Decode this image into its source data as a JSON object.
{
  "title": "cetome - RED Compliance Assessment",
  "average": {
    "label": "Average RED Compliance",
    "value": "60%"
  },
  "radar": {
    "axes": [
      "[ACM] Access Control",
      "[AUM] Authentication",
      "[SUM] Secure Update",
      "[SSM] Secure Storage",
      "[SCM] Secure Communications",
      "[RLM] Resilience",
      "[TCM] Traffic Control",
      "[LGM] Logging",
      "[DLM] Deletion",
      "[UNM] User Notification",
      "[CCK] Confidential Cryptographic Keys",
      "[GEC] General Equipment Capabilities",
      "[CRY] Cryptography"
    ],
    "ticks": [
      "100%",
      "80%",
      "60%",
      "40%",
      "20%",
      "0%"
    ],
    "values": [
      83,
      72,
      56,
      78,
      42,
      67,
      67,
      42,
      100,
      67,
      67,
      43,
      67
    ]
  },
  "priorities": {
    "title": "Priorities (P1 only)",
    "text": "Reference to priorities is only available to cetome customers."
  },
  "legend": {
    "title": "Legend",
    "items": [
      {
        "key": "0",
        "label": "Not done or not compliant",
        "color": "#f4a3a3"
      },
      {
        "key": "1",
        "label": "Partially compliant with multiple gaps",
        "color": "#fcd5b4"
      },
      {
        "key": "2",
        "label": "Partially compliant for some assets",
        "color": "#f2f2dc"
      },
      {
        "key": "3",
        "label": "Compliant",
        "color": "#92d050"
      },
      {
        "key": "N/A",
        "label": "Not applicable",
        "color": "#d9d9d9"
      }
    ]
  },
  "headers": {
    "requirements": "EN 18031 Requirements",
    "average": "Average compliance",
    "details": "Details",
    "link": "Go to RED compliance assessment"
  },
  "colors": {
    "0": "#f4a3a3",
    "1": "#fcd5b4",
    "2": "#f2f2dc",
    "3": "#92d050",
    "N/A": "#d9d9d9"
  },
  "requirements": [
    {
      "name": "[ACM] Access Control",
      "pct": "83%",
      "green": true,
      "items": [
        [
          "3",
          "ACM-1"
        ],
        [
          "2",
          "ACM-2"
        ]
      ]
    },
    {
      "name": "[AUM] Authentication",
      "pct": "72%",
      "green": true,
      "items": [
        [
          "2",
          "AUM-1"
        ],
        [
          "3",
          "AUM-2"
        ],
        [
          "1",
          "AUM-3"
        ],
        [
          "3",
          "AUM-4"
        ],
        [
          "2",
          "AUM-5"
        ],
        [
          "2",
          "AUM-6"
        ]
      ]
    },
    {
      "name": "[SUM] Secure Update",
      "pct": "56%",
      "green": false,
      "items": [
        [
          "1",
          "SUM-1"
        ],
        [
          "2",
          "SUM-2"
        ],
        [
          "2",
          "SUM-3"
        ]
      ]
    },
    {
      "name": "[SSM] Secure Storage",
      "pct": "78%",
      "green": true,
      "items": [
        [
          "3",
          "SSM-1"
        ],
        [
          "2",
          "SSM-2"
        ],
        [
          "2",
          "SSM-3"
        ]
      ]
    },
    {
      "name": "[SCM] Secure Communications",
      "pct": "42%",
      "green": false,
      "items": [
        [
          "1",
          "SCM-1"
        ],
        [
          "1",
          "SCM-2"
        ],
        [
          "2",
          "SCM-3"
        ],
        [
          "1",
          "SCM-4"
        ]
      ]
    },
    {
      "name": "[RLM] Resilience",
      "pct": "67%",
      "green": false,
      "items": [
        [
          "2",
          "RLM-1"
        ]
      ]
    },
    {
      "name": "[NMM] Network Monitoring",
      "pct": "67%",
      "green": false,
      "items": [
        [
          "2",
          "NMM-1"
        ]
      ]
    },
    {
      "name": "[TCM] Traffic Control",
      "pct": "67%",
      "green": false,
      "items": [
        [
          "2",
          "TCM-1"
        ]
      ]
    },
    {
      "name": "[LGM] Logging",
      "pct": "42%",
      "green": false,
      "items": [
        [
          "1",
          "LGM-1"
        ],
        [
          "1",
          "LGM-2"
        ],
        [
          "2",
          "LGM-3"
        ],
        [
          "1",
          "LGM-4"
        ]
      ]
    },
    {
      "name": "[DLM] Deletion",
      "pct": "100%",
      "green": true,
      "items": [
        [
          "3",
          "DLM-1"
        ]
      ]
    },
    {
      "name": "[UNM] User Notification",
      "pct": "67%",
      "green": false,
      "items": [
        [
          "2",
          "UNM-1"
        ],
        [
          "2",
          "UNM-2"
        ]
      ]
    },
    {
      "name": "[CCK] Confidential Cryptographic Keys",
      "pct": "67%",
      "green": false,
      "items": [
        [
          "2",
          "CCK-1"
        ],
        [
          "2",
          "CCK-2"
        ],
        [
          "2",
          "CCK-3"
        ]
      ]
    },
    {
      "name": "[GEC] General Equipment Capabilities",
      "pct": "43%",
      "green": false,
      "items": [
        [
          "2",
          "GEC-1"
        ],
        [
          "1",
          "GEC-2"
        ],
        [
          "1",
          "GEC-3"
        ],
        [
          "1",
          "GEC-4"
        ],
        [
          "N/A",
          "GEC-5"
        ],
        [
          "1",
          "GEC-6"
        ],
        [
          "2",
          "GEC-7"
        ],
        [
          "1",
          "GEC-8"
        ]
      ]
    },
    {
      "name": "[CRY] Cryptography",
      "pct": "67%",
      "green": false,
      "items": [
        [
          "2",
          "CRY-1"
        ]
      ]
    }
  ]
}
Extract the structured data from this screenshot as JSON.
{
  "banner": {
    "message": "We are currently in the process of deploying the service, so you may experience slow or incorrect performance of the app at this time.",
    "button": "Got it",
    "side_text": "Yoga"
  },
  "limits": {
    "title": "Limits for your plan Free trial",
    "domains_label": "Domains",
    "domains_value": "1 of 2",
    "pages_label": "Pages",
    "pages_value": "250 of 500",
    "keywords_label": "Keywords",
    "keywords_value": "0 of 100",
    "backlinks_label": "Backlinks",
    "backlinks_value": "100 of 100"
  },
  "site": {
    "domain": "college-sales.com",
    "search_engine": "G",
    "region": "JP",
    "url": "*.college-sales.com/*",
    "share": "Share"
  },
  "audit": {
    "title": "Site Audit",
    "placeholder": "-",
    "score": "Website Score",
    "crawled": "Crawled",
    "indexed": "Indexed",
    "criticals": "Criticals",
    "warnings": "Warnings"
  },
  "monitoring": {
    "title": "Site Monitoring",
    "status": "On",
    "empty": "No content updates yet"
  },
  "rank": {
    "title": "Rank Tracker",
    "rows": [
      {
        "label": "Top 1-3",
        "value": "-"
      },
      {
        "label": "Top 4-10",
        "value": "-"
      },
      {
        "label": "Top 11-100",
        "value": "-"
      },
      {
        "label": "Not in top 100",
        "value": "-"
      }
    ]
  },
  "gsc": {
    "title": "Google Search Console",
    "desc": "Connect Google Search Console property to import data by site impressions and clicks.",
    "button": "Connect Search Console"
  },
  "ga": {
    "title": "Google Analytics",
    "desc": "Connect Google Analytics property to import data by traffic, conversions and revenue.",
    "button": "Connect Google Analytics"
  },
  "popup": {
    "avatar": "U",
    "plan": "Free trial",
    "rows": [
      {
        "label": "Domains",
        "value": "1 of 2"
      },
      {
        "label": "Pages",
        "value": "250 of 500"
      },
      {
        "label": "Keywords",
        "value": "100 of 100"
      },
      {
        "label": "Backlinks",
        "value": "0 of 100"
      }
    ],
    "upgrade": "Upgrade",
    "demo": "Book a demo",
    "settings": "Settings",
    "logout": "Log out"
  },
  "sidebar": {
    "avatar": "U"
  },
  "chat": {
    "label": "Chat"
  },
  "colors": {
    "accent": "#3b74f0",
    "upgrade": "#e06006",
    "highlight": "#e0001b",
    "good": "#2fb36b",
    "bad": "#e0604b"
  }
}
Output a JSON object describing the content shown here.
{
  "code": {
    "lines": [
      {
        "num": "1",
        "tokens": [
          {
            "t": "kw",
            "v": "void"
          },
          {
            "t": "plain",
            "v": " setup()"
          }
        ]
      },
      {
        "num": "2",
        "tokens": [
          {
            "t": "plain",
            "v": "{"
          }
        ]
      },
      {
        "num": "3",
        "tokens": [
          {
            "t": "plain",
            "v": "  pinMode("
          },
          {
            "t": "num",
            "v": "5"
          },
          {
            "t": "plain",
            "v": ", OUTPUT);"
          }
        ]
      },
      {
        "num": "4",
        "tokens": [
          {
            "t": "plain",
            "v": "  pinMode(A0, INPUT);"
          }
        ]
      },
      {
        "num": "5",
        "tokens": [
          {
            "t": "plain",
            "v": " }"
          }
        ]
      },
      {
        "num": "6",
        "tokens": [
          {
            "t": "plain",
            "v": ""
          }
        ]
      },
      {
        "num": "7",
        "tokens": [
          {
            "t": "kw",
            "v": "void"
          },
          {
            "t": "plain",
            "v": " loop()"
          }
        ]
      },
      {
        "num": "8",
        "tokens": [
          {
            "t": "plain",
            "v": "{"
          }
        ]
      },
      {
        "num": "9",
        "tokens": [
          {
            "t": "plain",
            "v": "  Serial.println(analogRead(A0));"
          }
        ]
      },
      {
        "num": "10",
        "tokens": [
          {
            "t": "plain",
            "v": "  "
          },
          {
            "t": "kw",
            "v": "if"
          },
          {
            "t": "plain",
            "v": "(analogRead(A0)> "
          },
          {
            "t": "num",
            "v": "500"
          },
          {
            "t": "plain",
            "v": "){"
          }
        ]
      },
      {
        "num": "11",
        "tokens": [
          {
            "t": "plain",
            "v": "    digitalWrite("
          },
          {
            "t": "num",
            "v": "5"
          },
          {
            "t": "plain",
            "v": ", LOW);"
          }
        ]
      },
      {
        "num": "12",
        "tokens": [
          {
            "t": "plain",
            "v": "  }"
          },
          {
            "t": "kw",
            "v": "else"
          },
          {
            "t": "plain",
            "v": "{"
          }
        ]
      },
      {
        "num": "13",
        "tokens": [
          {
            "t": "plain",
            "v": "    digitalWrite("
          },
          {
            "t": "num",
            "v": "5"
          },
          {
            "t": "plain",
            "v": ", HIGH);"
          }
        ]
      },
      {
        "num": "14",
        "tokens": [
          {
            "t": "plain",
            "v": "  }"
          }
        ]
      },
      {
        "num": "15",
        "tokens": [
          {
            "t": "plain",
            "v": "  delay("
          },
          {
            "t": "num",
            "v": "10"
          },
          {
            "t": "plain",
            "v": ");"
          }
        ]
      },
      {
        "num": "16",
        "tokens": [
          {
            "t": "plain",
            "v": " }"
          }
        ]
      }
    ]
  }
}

## Task to complete
Find the lines holding "analogRead" and list every one.

## Solution to this problem
            "v": "  Serial.println(analogRead(A0));"
            "v": "(analogRead(A0)> "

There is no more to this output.